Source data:
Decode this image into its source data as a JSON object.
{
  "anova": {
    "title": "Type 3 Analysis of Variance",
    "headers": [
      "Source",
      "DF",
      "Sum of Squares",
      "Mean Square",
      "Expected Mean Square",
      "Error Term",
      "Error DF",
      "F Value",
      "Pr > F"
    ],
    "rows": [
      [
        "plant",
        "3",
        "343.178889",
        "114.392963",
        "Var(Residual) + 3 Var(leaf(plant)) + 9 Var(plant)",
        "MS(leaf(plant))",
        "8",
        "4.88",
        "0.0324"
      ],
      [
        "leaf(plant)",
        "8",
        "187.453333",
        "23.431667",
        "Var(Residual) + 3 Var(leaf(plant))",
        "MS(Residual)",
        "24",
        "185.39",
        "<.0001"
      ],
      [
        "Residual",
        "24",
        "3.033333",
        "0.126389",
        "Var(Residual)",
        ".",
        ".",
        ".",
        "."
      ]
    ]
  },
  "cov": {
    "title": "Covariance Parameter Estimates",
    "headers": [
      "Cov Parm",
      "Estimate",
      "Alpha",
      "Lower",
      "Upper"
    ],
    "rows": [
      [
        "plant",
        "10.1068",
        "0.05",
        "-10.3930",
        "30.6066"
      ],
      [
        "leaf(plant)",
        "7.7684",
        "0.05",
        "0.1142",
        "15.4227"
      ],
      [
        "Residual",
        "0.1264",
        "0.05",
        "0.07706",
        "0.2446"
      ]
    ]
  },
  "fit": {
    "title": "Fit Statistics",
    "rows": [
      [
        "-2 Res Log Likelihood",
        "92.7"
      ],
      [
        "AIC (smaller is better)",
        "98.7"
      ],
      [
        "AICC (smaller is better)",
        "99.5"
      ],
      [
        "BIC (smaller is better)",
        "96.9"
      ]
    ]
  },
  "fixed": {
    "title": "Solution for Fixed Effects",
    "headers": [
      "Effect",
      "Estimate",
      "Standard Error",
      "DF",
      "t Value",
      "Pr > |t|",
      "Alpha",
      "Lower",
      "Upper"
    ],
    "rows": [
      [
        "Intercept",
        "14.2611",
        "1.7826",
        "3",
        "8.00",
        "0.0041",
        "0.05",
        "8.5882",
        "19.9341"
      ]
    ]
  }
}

Aim of the exercise: Please restate the whole listing word for word.

Full response:
Decode this image into its source data as a JSON object.
{
  "anova": {
    "title": "Type 3 Analysis of Variance",
    "headers": [
      "Source",
      "DF",
      "Sum of Squares",
      "Mean Square",
      "Expected Mean Square",
      "Error Term",
      "Error DF",
      "F Value",
      "Pr > F"
    ],
    "rows": [
      [
        "plant",
        "3",
        "343.178889",
        "114.392963",
        "Var(Residual) + 3 Var(leaf(plant)) + 9 Var(plant)",
        "MS(leaf(plant))",
        "8",
        "4.88",
        "0.0324"
      ],
      [
        "leaf(plant)",
        "8",
        "187.453333",
        "23.431667",
        "Var(Residual) + 3 Var(leaf(plant))",
        "MS(Residual)",
        "24",
        "185.39",
        "<.0001"
      ],
      [
        "Residual",
        "24",
        "3.033333",
        "0.126389",
        "Var(Residual)",
        ".",
        ".",
        ".",
        "."
      ]
    ]
  },
  "cov": {
    "title": "Covariance Parameter Estimates",
    "headers": [
      "Cov Parm",
      "Estimate",
      "Alpha",
      "Lower",
      "Upper"
    ],
    "rows": [
      [
        "plant",
        "10.1068",
        "0.05",
        "-10.3930",
        "30.6066"
      ],
      [
        "leaf(plant)",
        "7.7684",
        "0.05",
        "0.1142",
        "15.4227"
      ],
      [
        "Residual",
        "0.1264",
        "0.05",
        "0.07706",
        "0.2446"
      ]
    ]
  },
  "fit": {
    "title": "Fit Statistics",
    "rows": [
      [
        "-2 Res Log Likelihood",
        "92.7"
      ],
      [
        "AIC (smaller is better)",
        "98.7"
      ],
      [
        "AICC (smaller is better)",
        "99.5"
      ],
      [
        "BIC (smaller is better)",
        "96.9"
      ]
    ]
  },
  "fixed": {
    "title": "Solution for Fixed Effects",
    "headers": [
      "Effect",
      "Estimate",
      "Standard Error",
      "DF",
      "t Value",
      "Pr > |t|",
      "Alpha",
      "Lower",
      "Upper"
    ],
    "rows": [
      [
        "Intercept",
        "14.2611",
        "1.7826",
        "3",
        "8.00",
        "0.0041",
        "0.05",
        "8.5882",
        "19.9341"
      ]
    ]
  }
}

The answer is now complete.